For the data below, work out how many lines contain the word "selected" and supply only that number.

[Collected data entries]
** START **

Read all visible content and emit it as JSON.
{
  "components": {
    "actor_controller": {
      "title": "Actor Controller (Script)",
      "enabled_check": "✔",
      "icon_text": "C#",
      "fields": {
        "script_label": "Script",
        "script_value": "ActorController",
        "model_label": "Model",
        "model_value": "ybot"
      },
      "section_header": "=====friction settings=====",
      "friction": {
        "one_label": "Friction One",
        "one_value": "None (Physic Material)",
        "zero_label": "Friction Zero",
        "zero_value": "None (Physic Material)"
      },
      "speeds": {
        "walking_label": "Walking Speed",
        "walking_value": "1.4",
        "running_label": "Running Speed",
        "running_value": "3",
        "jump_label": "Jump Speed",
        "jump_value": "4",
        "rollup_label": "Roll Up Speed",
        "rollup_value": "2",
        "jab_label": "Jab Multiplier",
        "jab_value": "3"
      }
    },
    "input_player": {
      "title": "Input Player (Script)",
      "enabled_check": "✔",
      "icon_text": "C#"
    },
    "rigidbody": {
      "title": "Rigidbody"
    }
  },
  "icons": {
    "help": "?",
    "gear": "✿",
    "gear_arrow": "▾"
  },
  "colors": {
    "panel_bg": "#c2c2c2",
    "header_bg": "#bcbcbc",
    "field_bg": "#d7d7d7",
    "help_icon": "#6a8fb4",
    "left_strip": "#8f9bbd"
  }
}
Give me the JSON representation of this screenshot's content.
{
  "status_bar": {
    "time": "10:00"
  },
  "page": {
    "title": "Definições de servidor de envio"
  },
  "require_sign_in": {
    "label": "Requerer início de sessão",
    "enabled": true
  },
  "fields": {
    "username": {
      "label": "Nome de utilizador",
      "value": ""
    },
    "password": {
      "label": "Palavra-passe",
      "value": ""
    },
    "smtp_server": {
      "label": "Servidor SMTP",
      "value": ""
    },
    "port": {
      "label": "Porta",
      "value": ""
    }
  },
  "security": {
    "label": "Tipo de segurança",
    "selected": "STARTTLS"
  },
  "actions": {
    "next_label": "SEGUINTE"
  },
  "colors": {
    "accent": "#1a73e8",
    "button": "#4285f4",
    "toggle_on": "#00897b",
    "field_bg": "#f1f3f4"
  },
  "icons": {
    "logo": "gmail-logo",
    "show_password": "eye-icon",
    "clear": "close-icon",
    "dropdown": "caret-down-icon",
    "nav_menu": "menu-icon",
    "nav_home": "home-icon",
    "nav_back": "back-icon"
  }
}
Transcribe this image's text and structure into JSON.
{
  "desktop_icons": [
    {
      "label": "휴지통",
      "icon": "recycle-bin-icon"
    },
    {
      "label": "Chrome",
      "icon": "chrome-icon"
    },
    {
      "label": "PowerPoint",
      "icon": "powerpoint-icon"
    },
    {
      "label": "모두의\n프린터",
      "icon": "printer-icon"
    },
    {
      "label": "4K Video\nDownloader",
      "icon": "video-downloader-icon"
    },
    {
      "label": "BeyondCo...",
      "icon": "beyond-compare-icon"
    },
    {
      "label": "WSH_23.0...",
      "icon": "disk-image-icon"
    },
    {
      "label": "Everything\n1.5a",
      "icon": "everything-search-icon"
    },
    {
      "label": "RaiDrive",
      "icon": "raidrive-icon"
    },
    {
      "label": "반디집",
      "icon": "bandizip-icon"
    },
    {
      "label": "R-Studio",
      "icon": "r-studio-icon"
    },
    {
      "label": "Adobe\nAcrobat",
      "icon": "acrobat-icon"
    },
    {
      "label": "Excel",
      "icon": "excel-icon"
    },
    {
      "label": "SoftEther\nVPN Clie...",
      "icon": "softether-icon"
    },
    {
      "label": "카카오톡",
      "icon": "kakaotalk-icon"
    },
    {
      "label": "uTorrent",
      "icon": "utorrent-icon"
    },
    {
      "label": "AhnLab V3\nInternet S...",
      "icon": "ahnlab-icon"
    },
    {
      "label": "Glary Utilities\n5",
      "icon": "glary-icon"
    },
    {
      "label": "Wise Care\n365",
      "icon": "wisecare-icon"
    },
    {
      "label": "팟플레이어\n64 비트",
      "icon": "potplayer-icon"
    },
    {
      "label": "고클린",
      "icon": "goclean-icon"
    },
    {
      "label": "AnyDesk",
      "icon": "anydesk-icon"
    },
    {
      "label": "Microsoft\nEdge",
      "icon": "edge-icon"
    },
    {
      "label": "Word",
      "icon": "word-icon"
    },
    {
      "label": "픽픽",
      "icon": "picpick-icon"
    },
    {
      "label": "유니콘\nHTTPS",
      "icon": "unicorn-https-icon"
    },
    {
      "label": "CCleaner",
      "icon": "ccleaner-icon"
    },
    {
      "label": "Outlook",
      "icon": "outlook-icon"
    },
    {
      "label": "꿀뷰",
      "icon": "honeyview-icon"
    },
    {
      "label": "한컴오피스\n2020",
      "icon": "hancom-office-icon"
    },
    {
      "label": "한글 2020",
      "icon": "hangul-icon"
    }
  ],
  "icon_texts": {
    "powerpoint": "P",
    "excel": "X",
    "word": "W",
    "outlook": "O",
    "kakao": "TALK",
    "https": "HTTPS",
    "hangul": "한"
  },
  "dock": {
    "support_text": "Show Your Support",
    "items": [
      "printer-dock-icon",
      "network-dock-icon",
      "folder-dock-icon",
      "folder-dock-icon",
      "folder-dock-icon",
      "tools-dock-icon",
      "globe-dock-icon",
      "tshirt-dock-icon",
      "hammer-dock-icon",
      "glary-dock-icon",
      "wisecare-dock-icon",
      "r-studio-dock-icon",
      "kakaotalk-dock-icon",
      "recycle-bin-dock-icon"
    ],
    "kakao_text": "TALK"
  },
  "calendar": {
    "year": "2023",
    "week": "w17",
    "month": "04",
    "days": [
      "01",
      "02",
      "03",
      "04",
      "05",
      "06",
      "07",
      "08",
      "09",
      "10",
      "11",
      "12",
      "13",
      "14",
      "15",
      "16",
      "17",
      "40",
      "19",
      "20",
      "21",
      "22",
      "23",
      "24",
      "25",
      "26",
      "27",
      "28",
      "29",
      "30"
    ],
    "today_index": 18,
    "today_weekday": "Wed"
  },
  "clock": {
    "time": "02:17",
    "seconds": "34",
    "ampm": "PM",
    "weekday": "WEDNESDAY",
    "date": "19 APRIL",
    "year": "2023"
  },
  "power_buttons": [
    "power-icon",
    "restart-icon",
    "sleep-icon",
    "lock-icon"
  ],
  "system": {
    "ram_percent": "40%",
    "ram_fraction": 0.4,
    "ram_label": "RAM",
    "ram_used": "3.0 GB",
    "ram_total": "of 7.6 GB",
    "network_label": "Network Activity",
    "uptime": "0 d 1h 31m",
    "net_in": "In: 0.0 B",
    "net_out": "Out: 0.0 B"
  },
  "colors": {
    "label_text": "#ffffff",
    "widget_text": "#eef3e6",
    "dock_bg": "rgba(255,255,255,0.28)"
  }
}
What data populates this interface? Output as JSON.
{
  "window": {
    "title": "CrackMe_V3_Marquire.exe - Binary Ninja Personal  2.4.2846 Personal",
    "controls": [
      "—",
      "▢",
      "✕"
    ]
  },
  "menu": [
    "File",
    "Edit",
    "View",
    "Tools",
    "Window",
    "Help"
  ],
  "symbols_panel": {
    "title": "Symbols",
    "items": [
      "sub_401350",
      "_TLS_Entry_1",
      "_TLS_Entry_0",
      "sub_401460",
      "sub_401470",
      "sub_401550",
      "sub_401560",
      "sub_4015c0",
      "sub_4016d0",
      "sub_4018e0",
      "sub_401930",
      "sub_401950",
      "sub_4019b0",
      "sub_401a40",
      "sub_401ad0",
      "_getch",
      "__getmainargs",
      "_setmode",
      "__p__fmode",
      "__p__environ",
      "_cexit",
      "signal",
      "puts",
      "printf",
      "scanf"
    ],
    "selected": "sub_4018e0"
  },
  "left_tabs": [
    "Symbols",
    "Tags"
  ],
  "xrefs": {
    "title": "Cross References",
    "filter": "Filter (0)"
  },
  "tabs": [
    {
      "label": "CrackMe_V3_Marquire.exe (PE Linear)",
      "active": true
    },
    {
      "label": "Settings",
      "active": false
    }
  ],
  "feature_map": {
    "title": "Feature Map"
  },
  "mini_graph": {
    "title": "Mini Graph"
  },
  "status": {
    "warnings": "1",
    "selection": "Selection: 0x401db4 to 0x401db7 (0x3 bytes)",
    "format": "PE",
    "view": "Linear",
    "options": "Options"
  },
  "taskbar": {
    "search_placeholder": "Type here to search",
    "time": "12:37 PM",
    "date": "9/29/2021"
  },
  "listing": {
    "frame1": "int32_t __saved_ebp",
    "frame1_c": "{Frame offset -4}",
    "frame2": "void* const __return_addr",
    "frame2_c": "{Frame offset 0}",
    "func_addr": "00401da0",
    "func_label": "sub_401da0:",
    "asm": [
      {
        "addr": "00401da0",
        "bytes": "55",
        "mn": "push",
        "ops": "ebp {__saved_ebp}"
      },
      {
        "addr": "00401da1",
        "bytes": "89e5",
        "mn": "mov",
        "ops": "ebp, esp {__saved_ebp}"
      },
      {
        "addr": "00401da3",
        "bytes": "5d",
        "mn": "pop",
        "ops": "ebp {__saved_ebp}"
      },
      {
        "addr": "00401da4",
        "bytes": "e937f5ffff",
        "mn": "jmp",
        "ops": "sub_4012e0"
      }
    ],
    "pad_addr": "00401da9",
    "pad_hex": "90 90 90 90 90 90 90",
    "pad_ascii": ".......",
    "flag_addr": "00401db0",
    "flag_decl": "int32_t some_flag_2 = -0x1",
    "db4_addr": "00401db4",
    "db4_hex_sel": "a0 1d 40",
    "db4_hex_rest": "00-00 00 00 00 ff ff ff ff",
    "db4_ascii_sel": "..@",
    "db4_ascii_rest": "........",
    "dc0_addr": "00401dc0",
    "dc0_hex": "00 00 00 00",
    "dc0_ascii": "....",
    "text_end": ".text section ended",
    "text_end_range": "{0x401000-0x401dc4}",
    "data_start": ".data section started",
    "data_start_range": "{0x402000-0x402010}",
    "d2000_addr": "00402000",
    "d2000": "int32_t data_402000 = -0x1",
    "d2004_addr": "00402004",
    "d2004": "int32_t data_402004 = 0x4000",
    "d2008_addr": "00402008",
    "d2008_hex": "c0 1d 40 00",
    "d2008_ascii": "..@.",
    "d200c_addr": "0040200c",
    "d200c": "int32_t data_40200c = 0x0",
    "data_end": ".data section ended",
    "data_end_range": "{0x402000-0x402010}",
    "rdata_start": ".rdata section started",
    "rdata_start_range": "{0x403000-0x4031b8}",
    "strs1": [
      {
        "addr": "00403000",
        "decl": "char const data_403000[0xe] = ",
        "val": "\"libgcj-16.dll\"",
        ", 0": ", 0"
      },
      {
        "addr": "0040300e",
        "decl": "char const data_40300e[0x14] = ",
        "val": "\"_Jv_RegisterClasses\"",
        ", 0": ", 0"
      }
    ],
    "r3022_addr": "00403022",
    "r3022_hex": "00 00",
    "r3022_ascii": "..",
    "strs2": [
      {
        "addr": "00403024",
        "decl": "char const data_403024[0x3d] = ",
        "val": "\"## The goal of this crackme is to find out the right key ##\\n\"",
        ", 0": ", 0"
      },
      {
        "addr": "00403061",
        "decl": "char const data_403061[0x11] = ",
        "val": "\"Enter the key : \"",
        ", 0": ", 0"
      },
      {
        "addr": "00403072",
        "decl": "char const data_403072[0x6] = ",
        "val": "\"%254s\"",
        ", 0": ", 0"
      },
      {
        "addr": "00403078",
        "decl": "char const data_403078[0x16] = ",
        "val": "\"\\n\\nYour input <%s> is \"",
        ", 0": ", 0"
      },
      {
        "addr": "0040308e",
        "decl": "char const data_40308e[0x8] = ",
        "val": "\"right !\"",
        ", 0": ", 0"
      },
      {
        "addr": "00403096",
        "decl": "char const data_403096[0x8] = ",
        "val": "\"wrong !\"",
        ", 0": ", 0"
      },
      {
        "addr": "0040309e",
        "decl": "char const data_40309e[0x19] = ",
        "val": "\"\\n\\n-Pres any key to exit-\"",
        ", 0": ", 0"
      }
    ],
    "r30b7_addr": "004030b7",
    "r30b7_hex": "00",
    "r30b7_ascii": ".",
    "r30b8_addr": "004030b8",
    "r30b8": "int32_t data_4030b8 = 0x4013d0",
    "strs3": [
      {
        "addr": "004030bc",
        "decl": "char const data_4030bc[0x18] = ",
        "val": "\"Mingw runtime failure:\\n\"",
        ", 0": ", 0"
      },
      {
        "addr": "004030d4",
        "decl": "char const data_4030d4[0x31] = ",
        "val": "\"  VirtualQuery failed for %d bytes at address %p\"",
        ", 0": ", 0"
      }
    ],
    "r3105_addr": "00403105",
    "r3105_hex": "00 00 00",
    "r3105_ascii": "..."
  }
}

** END **

*Solution to this task*.
2